▶ **WHAT IS NEEDED**:
Pull every line containing the word "ปธานฆรน" from the records.

▶ **RECORDS**:

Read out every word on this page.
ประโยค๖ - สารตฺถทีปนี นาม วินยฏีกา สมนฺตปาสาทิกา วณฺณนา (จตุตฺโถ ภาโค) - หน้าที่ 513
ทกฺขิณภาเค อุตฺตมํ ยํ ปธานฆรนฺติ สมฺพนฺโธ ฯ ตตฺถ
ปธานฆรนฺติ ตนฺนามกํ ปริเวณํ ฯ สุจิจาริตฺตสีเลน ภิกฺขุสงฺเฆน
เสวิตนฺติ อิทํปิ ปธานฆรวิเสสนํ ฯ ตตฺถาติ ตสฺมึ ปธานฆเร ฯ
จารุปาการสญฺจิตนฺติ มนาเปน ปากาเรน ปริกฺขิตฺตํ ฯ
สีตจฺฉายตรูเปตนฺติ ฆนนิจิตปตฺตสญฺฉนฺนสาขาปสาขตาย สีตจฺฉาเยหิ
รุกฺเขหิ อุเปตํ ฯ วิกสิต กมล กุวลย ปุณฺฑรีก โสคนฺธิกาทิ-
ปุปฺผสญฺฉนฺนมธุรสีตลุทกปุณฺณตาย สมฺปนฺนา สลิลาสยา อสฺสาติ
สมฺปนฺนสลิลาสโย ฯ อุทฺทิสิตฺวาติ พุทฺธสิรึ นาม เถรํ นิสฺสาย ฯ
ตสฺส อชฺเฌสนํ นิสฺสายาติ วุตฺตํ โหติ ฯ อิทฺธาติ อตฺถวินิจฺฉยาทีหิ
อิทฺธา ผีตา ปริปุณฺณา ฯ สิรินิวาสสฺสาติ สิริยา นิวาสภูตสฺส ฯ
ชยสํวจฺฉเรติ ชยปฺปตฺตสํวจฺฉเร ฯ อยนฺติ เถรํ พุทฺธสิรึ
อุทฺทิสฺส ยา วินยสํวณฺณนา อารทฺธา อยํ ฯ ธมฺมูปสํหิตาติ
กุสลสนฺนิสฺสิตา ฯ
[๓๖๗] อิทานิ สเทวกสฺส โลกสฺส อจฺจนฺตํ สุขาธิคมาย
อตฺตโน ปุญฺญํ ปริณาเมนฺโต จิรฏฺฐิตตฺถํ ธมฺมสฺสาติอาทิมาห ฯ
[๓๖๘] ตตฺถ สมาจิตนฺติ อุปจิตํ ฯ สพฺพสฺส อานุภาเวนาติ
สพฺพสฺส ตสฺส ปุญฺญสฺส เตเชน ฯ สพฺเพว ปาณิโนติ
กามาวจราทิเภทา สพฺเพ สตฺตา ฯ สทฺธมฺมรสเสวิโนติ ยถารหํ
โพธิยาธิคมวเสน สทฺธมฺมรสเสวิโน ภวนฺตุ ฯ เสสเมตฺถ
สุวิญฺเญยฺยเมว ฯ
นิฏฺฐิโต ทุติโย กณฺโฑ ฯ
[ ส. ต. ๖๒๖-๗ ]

▶ **SOLUTION FOR THIS EXERCISE**:
ทกฺขิณภาเค อุตฺตมํ ยํ ปธานฆรนฺติ สมฺพนฺโธ ฯ ตตฺถ
ปธานฆรนฺติ ตนฺนามกํ ปริเวณํ ฯ สุจิจาริตฺตสีเลน ภิกฺขุสงฺเฆน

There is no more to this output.